╔══

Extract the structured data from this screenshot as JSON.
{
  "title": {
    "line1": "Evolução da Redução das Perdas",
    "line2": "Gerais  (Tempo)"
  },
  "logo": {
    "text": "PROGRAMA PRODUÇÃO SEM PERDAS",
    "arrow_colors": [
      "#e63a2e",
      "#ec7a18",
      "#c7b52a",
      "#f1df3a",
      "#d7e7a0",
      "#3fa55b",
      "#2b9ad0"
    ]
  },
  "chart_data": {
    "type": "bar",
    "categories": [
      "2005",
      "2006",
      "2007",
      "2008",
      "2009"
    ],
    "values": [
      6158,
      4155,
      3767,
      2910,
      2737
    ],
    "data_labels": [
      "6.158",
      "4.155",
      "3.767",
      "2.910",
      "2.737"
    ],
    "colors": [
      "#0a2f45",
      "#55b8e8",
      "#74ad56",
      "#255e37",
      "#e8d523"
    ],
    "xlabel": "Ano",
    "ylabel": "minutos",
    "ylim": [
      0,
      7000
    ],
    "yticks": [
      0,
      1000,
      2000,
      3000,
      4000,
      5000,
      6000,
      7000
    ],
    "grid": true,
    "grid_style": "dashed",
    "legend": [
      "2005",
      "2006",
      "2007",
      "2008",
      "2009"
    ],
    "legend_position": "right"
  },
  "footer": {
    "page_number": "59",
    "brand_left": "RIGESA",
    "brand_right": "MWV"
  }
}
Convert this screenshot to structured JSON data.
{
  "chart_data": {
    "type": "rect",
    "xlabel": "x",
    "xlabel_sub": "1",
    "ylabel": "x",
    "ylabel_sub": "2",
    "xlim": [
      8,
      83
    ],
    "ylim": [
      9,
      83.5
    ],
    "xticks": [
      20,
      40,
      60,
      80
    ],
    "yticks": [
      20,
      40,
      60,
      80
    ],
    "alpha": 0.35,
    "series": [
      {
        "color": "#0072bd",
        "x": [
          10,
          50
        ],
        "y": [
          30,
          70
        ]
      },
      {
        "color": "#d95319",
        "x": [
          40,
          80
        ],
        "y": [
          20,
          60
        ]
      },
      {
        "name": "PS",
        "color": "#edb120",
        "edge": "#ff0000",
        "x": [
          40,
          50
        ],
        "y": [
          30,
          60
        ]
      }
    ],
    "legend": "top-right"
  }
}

╚══

Locate the word "structured" in the records and collect each line it appears in.

Extract the structured data from this screenshot as JSON.
Convert this screenshot to structured JSON data.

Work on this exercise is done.